Supplied text >>

··········

IMT-73: Export Planning & Procedure-MT2

 

IMT – 73 : EXPORT PLANNING AND PROCEDURE

PART – A

Q1. Define Meaning of Exports. Outline various types of Exports

 

Q2. Explain the procedure of setting up an export business firm

 

Q3. Why are Export Sales Contracts important in export transactions?

 

Q4. What are the standard clauses of an export order?

 

Q5. What are the stages of processing an export order? Can goods be exported by post and Courier if yes outline the steps

 

PART – B

 

Q1 An export agent is a person active in the export market, what is the rational of appointing an export agent and what points are to be kept in mind for appointing an agent

 

Q2 What are the Principal Issues of export credit

 

Q3 What is the importance of export financing .Explain the relationship between trade finance and trade development strategy

 

Q4 Explain pre shipment finance .What is packing credit

 

Q5 What are the factors affecting exchange rate

 

PART – C

 

Q1. How can risk of fluctuations be covered by commercial banks  describe features of forward cover

 

Q2. Outline various types of Quality management system standards used in exports

Q3. Does Labeling play a role in export packaging

 

Q4. What is the need for export documentation? Explain types of commercial shipment documents

 

Q5. Is the letter of credit issued by bank What are the various types of L/C

 

 

CASE STUDY – I

 

G-7 PRESSURES JAPAN, CHINA ON EXCHANGE RATES

 

The tensions had been building up for quite some time. And it was high time. Japan's and Chinas trade surpluses with the US have been skyrocketing with the former in the vicinity of $70-80 billion and the latter as much as $ 150 billion.

 

Very noticeable in normal times, they have become even more so as the US grapples with the worst employment market it has had in recent years.

 

US industry and labour have long complained that the Japanese and Chinese currencies are kept artificially weak. Japan's main hope inks worst economic crisis after the last world war is exports. And exports obviously require a cheap currency. Things generally worked well for Japan from the second half of the nineties when, at its low, the yen fell to 150 a dollar.

 

But the last year or so has seen a reversal, with the US economy and stock market going through difficult times. The dollar's attraction has waned.

 

The yen has retraced quite a bit of ground to rise to 120 levels against the greenback, where Japan has been trying to draw a line in the sand to prevent it from rising further.

 

Its interventions to stop its currency from breaking below 115 are too numerous to be counted. In this, so far, it has had US support.

 

That may now be changing. The US is unlikely to sit back and watch imports carving out an ever-greater share of its domestic market.

 

Its policy makers are starting to think that it is unfair to use the exchange rate to drive exports. Hence, the mounting pressure on Japan and china to allow their currencies to appreciate. This will not only reduce imports, but also make US goods more competitive in international trade, if not a growth driver.

 

Mr. John Snow, the present US Treasury Secretary, comes from industry. His concerns and perspective are very different from those of his predecessor, Mr. Robert Rubin, an ex-banker who enunciated the strong dollar policy.

 

Mr. Snow and the Bush administration are anxious to stem the loss of jobs in US manufacturing with the presidential election looming up next year.

 

They are likely to jettison (if they have not already done so) the exchange rate and promote the domestic economy.

 

Thus, the call in the G-7 finance ministers' meet in Dubai over the weekend to allow market forces to determine exchange rates.

··········

(Image element box entries)
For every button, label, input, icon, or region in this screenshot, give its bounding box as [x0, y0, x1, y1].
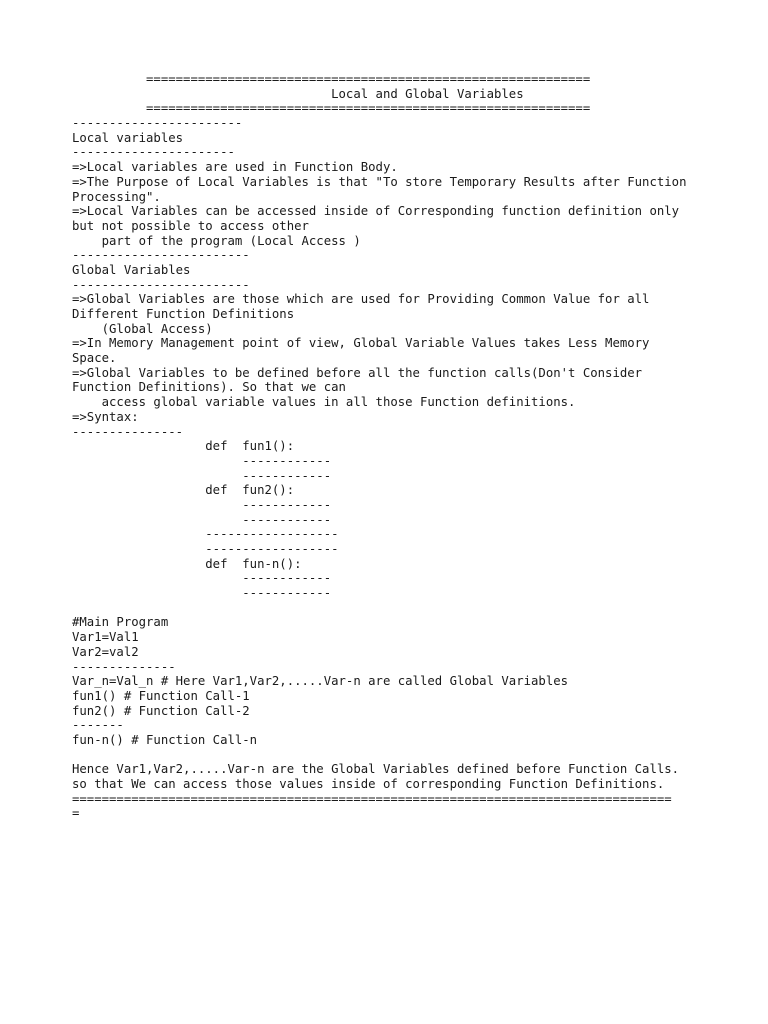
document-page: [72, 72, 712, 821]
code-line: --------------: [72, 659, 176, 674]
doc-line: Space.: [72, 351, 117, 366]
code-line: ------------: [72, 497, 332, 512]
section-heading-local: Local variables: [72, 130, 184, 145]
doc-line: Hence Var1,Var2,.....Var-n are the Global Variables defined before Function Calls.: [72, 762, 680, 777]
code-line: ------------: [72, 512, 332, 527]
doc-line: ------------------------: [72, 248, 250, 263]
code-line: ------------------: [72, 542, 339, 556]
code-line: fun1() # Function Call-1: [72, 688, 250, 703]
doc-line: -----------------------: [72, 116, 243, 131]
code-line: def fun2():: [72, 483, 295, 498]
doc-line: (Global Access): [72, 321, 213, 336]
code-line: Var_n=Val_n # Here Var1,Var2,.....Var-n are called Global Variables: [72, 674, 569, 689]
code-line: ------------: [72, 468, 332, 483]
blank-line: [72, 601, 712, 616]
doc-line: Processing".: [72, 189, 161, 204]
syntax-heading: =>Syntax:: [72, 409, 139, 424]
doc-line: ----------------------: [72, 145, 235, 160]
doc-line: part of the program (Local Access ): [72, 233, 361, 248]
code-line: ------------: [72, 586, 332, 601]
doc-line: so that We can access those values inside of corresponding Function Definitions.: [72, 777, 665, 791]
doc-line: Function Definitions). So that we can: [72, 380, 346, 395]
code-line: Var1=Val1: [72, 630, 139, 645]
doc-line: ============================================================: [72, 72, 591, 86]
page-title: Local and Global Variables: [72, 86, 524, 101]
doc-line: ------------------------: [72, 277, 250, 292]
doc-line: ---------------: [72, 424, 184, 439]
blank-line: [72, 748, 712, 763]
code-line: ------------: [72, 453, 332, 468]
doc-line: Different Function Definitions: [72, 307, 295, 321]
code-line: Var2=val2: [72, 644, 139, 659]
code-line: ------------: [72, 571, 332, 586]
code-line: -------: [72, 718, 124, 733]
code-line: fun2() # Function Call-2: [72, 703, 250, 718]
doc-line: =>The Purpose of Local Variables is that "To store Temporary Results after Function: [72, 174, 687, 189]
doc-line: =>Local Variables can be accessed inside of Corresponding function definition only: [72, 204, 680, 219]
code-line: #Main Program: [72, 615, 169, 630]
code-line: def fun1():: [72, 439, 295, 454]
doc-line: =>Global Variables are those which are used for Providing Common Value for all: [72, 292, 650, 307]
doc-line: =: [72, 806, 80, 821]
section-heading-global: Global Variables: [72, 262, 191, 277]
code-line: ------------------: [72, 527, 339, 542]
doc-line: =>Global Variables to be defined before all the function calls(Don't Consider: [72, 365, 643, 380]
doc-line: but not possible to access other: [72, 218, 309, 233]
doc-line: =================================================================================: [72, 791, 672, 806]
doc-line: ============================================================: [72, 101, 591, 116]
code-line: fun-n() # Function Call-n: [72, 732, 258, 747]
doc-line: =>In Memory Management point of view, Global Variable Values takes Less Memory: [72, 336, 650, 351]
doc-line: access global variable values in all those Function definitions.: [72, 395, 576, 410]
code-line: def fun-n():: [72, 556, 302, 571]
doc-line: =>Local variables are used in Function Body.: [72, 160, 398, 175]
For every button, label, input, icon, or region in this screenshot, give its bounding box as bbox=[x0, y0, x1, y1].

··········

What the task asks >> Retype the passage of the export exam paper starting with "US industry and" and going on through "from rising further.". These entries have no connection to the export exam paper.

Correct output >>
US industry and labour have long complained that the Japanese and Chinese currencies are kept artificially weak. Japan's main hope inks worst economic crisis after the last world war is exports. And exports obviously require a cheap currency. Things generally worked well for Japan from the second half of the nineties when, at its low, the yen fell to 150 a dollar.

 

But the last year or so has seen a reversal, with the US economy and stock market going through difficult times. The dollar's attraction has waned.

 

The yen has retraced quite a bit of ground to rise to 120 levels against the greenback, where Japan has been trying to draw a line in the sand to prevent it from rising further.